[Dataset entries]
***
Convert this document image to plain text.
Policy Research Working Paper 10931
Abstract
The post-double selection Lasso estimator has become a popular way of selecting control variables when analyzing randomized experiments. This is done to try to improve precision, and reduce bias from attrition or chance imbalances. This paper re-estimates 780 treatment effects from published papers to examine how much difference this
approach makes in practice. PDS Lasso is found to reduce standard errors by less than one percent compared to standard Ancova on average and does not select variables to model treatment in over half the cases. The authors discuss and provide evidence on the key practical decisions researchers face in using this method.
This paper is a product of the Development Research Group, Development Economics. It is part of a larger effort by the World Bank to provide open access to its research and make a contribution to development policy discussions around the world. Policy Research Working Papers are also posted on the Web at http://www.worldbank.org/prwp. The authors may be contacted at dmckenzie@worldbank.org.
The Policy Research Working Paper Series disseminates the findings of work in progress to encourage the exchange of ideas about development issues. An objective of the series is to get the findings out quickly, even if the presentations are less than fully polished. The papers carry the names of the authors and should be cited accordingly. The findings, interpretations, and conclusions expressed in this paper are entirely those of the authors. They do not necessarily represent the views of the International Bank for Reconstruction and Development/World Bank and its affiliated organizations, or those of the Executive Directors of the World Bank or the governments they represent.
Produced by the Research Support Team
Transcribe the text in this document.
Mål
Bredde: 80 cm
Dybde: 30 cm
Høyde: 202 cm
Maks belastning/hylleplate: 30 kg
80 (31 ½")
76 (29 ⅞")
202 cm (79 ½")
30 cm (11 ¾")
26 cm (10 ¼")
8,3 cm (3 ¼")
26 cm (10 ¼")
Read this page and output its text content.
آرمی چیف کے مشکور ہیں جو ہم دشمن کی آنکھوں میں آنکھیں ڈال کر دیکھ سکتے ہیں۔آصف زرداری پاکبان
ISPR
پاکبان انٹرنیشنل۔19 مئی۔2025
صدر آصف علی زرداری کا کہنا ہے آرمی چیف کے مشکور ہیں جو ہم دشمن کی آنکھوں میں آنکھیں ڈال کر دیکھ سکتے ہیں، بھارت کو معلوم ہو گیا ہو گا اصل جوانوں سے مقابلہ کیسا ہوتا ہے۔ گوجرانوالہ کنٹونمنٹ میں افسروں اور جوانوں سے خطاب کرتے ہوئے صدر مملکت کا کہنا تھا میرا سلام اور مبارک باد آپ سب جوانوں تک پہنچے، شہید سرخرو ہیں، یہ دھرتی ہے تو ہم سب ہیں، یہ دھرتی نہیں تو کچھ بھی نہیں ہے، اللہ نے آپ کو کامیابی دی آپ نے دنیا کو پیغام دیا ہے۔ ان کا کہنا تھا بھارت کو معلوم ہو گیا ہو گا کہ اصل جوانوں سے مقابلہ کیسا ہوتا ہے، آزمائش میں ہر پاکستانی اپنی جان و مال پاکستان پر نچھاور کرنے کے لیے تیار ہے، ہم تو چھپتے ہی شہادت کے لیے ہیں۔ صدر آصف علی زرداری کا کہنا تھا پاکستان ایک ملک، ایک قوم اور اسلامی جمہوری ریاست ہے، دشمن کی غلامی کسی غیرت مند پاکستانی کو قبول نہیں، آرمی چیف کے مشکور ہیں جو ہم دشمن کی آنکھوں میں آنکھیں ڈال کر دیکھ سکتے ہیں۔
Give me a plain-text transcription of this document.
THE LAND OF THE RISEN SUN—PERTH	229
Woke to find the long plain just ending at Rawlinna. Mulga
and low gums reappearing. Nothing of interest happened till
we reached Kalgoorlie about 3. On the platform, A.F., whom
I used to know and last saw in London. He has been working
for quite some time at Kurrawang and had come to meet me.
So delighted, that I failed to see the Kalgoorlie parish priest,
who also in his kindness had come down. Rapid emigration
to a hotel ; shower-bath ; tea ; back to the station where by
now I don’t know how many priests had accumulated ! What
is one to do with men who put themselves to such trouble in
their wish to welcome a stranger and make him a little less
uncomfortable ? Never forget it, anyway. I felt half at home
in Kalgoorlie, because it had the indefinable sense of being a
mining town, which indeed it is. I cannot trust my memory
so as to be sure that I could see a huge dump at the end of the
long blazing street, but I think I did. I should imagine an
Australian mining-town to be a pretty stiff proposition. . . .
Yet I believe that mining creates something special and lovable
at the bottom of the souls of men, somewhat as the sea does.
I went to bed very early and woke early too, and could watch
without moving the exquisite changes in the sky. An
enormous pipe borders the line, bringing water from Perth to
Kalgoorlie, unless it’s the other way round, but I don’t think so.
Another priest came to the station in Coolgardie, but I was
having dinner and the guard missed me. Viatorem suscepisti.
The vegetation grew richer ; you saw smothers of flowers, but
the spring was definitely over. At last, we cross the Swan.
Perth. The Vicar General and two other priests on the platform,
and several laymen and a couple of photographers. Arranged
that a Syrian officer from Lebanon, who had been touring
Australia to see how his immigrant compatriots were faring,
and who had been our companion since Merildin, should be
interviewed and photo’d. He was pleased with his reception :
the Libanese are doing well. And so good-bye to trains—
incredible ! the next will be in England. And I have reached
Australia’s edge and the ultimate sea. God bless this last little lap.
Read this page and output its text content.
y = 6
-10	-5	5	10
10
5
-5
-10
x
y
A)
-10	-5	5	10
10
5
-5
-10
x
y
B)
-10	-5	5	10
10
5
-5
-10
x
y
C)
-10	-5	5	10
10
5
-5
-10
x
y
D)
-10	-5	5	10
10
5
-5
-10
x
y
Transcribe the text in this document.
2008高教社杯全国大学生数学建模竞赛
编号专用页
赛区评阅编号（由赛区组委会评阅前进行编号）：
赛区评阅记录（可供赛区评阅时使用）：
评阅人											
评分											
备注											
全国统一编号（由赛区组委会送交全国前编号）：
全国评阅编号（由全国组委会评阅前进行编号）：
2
***
Using the listing above, please repeat every entry exactly.

**Problem solution:**
Convert this document image to plain text.
Policy Research Working Paper 10931
Abstract
The post-double selection Lasso estimator has become a popular way of selecting control variables when analyzing randomized experiments. This is done to try to improve precision, and reduce bias from attrition or chance imbalances. This paper re-estimates 780 treatment effects from published papers to examine how much difference this
approach makes in practice. PDS Lasso is found to reduce standard errors by less than one percent compared to standard Ancova on average and does not select variables to model treatment in over half the cases. The authors discuss and provide evidence on the key practical decisions researchers face in using this method.
This paper is a product of the Development Research Group, Development Economics. It is part of a larger effort by the World Bank to provide open access to its research and make a contribution to development policy discussions around the world. Policy Research Working Papers are also posted on the Web at http://www.worldbank.org/prwp. The authors may be contacted at dmckenzie@worldbank.org.
The Policy Research Working Paper Series disseminates the findings of work in progress to encourage the exchange of ideas about development issues. An objective of the series is to get the findings out quickly, even if the presentations are less than fully polished. The papers carry the names of the authors and should be cited accordingly. The findings, interpretations, and conclusions expressed in this paper are entirely those of the authors. They do not necessarily represent the views of the International Bank for Reconstruction and Development/World Bank and its affiliated organizations, or those of the Executive Directors of the World Bank or the governments they represent.
Produced by the Research Support Team
Transcribe the text in this document.
Mål
Bredde: 80 cm
Dybde: 30 cm
Høyde: 202 cm
Maks belastning/hylleplate: 30 kg
80 (31 ½")
76 (29 ⅞")
202 cm (79 ½")
30 cm (11 ¾")
26 cm (10 ¼")
8,3 cm (3 ¼")
26 cm (10 ¼")
Read this page and output its text content.
آرمی چیف کے مشکور ہیں جو ہم دشمن کی آنکھوں میں آنکھیں ڈال کر دیکھ سکتے ہیں۔آصف زرداری پاکبان
ISPR
پاکبان انٹرنیشنل۔19 مئی۔2025
صدر آصف علی زرداری کا کہنا ہے آرمی چیف کے مشکور ہیں جو ہم دشمن کی آنکھوں میں آنکھیں ڈال کر دیکھ سکتے ہیں، بھارت کو معلوم ہو گیا ہو گا اصل جوانوں سے مقابلہ کیسا ہوتا ہے۔ گوجرانوالہ کنٹونمنٹ میں افسروں اور جوانوں سے خطاب کرتے ہوئے صدر مملکت کا کہنا تھا میرا سلام اور مبارک باد آپ سب جوانوں تک پہنچے، شہید سرخرو ہیں، یہ دھرتی ہے تو ہم سب ہیں، یہ دھرتی نہیں تو کچھ بھی نہیں ہے، اللہ نے آپ کو کامیابی دی آپ نے دنیا کو پیغام دیا ہے۔ ان کا کہنا تھا بھارت کو معلوم ہو گیا ہو گا کہ اصل جوانوں سے مقابلہ کیسا ہوتا ہے، آزمائش میں ہر پاکستانی اپنی جان و مال پاکستان پر نچھاور کرنے کے لیے تیار ہے، ہم تو چھپتے ہی شہادت کے لیے ہیں۔ صدر آصف علی زرداری کا کہنا تھا پاکستان ایک ملک، ایک قوم اور اسلامی جمہوری ریاست ہے، دشمن کی غلامی کسی غیرت مند پاکستانی کو قبول نہیں، آرمی چیف کے مشکور ہیں جو ہم دشمن کی آنکھوں میں آنکھیں ڈال کر دیکھ سکتے ہیں۔
Give me a plain-text transcription of this document.
THE LAND OF THE RISEN SUN—PERTH	229
Woke to find the long plain just ending at Rawlinna. Mulga
and low gums reappearing. Nothing of interest happened till
we reached Kalgoorlie about 3. On the platform, A.F., whom
I used to know and last saw in London. He has been working
for quite some time at Kurrawang and had come to meet me.
So delighted, that I failed to see the Kalgoorlie parish priest,
who also in his kindness had come down. Rapid emigration
to a hotel ; shower-bath ; tea ; back to the station where by
now I don’t know how many priests had accumulated ! What
is one to do with men who put themselves to such trouble in
their wish to welcome a stranger and make him a little less
uncomfortable ? Never forget it, anyway. I felt half at home
in Kalgoorlie, because it had the indefinable sense of being a
mining town, which indeed it is. I cannot trust my memory
so as to be sure that I could see a huge dump at the end of the
long blazing street, but I think I did. I should imagine an
Australian mining-town to be a pretty stiff proposition. . . .
Yet I believe that mining creates something special and lovable
at the bottom of the souls of men, somewhat as the sea does.
I went to bed very early and woke early too, and could watch
without moving the exquisite changes in the sky. An
enormous pipe borders the line, bringing water from Perth to
Kalgoorlie, unless it’s the other way round, but I don’t think so.
Another priest came to the station in Coolgardie, but I was
having dinner and the guard missed me. Viatorem suscepisti.
The vegetation grew richer ; you saw smothers of flowers, but
the spring was definitely over. At last, we cross the Swan.
Perth. The Vicar General and two other priests on the platform,
and several laymen and a couple of photographers. Arranged
that a Syrian officer from Lebanon, who had been touring
Australia to see how his immigrant compatriots were faring,
and who had been our companion since Merildin, should be
interviewed and photo’d. He was pleased with his reception :
the Libanese are doing well. And so good-bye to trains—
incredible ! the next will be in England. And I have reached
Australia’s edge and the ultimate sea. God bless this last little lap.
Read this page and output its text content.
y = 6
-10	-5	5	10
10
5
-5
-10
x
y
A)
-10	-5	5	10
10
5
-5
-10
x
y
B)
-10	-5	5	10
10
5
-5
-10
x
y
C)
-10	-5	5	10
10
5
-5
-10
x
y
D)
-10	-5	5	10
10
5
-5
-10
x
y
Transcribe the text in this document.
2008高教社杯全国大学生数学建模竞赛
编号专用页
赛区评阅编号（由赛区组委会评阅前进行编号）：
赛区评阅记录（可供赛区评阅时使用）：
评阅人											
评分											
备注											
全国统一编号（由赛区组委会送交全国前编号）：
全国评阅编号（由全国组委会评阅前进行编号）：
2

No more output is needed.